= Tarefas a realizar =
1) Por favor, traduza para o inglês esta frase do texto sobre a PEC 241: "Vinte anos, que é o período de vigência da PEC 241, parece um bom prazo para isso."
2) Dê continuidade ao texto sobre a PEC 241 e os gastos públicos a partir da última frase apresentada, mantendo o mesmo tom opinativo.

= Trecho selecionado =
##############################

Falta de recursos, definitivamente, não é o problema no Brasil. Pelo contrário. É tanto dinheiro fácil na mão dos gestores públicos que eles acabaram ficando mal acostumados. Fazem a festa da galinha gorda com ele todos os dias, escancaradamente. Na brincadeira da tradição baiana, joga-se a penosa mais gorda para o alto e quando ela cai é do primeiro que pega;  no dia a dia da gestão pública, a dinheirama que jorra do Erário, muitas vezes, também vai parar no bolso de quem mete a mão nela antes.


Por tudo isso e muito mais, nada mais justo e sensato que estancar esta sangria de dinheiro público enquanto se providencia as reformas necessárias para tornar a administração pública mais confiável e eficiente. Vinte anos, que é o período de vigência da PEC 241, parece um bom prazo para isso. Em duas décadas dá para melhorar o combate à corrupção, com leis mais severas, como sugere o MP;  rever o Pacto Federativo (para deixar mais dinheiro nos estados e municípios), finalizar a reforma política (para tornar o sistema mais confiável) e reformar a máquina administrativa para torná-la menos dispendiosa e mais produtiva. Depois disso, pode-se afrouxar o cinto outra vez que a silhueta não muda mais, pois o hábito alimentar após o tratamento mudará.

##############################

= Dados extraídos =
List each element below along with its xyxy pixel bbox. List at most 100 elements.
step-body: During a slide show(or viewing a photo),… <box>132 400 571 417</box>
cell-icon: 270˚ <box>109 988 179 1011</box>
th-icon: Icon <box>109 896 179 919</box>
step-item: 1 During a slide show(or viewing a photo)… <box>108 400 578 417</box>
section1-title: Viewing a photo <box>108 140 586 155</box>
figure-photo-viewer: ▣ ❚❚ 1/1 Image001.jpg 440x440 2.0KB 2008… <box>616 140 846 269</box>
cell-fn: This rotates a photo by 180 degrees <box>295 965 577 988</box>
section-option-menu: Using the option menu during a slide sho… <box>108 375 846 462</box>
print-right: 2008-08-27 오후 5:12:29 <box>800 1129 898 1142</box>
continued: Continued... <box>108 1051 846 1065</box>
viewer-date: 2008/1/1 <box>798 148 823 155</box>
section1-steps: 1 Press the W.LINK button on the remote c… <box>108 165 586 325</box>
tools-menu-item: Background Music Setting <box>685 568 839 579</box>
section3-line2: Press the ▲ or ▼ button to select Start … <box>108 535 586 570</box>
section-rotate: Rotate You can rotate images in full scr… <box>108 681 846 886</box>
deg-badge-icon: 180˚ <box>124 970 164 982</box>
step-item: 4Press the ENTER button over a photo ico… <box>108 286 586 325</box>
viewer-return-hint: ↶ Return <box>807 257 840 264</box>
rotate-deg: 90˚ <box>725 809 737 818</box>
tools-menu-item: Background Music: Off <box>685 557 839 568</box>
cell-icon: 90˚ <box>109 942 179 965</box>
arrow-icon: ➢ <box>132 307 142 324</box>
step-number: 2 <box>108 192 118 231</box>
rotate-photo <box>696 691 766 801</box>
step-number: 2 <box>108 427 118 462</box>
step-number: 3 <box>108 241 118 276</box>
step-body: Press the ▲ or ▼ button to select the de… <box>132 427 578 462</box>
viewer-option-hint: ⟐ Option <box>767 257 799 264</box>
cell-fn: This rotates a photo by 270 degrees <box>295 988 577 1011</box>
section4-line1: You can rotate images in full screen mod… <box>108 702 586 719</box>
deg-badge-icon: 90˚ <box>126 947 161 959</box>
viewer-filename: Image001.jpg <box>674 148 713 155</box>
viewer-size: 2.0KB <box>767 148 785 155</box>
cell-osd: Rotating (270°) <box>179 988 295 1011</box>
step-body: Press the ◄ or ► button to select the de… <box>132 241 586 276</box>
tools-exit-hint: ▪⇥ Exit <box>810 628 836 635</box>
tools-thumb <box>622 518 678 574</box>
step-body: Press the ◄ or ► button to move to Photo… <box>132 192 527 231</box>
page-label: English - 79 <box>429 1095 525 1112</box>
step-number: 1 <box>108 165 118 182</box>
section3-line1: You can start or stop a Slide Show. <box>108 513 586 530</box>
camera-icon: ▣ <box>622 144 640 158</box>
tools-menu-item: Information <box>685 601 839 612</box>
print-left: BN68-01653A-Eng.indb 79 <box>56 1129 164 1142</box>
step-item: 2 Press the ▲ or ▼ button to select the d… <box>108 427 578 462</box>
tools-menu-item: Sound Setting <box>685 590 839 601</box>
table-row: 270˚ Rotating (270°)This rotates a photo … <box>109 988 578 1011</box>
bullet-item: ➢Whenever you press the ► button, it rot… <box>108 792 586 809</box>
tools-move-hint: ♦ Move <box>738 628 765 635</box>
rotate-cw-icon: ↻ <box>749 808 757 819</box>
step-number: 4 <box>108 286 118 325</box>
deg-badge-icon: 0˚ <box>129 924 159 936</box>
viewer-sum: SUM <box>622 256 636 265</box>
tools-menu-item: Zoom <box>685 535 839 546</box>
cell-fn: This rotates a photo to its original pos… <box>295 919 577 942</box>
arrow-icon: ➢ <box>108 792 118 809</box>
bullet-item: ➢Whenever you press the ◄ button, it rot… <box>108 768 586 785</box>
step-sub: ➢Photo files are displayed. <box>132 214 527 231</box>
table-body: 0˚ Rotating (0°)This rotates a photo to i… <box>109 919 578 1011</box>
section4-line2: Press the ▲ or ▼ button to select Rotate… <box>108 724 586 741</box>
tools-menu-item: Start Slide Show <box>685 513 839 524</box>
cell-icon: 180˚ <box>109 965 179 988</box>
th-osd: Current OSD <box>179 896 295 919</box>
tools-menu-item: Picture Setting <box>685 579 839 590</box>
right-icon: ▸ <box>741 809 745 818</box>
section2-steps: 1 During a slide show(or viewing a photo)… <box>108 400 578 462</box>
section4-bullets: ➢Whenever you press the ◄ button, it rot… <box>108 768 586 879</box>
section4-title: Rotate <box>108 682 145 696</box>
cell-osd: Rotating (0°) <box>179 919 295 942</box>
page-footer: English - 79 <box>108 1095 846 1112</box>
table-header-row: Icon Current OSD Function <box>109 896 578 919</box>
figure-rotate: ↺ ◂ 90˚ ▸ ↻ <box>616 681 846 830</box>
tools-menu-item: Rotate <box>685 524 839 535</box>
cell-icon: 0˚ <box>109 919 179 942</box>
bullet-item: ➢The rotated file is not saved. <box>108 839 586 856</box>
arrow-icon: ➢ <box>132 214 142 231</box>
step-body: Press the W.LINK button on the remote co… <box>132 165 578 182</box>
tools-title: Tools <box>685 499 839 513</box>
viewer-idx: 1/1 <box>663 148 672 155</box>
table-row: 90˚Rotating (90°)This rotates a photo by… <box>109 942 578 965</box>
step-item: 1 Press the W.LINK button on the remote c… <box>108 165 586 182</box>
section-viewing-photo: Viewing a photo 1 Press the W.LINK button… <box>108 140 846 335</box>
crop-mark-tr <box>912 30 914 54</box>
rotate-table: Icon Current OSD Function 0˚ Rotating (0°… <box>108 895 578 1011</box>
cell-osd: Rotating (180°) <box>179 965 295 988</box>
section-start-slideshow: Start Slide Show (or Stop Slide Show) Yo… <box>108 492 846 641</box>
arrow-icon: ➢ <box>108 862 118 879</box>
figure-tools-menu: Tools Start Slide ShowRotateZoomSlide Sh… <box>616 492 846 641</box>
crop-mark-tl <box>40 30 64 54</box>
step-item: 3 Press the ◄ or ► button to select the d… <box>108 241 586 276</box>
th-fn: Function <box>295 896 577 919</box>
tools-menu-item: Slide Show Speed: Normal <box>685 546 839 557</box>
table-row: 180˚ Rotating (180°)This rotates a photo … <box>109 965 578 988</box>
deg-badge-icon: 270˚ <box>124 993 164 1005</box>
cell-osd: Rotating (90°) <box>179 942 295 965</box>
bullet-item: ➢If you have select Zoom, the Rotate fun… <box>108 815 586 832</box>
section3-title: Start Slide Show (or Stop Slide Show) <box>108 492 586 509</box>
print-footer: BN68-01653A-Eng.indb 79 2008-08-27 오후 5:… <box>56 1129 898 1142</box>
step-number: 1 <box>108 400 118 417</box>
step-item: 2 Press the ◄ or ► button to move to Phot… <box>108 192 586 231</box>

##############################

= Respostas em ordem =
1) Twenty years, which is the period during which PEC 241 will be in force, seems like a reasonable timeframe for that.

2)
Pensemos todos nisso e apoiemos a iniciativa que está em curso, portanto, independente das pessoas e partidos envolvidos com ela. Trata-se de um dispositivo que vai fazer bem para toda a nação, não apenas para os autores da proposta. É hora de valorizar a postura do Executivo e do Legislativo, sempre tão criticados por toda sociedade. Insistir em uma medida tão polêmica quanto impopular é um mérito que neste momento merece reconhecimento, independente de siglas ou figuras partidárias ligadas ao processo. É preciso pensar mais no Brasil do que nas convicções e interesses de cada um, neste momento. Melhor refletirmos sobre isso, antes que seja tarde demais.


Paternalismo constitucional


Em Parabólica, o colunista Thomas Madrigano comenta a visão constituinte de um Estado tutelador, que precisa resolver todos os problemas do cidadão, que precisa estar presente na vida dele até na hora de se alimentar, ir ao cinema ou comprar uma geladeira.


O que acontece hoje no Brasil está ligado a esta visão paternalista do Estado e tem um roteiro bastante manjado. Desde a era Vargas, que fundou o período contemporâneo de paternalismo estatal no Brasil, refundado depois pela ditadura militar, o país tem estes ciclos de ascensão e queda. Já tivemos milagres econômicos muitas vezes. Justamente por isso: fundamentamos nossos ciclos de crescimento econômico e social sobre ações estatais e não sobre iniciativas de mercado. E a esfera estatal, como se sabe, é absolutamente volátil, instável e imprevisível.


Nós, do Análise em Foco, estamos alertando para isso faz muito tempo. Mais precisamente, desde que entramos na Web, em 25 de julho de 2009. Desde que começamos a publicar artigos de análise e opinião, defendemos que as políticas populistas em curso no país levariam a um colapso do sistema econômico e social. Antecipamos mais de uma vez que o remédio de ontem viraria o veneno de hoje. Quem se dispuser a pesquisar nossas postagens nos últimos sete anos, e para isso basta digitar palavras-chave em nosso campo de busca, vai encontrar diversas publicações sobre o que seria, em nossa opinião, o prenúncio de uma tragédia anunciada. Estamos prevendo este novo ciclo de queda depois da ascensão há bastante tempo.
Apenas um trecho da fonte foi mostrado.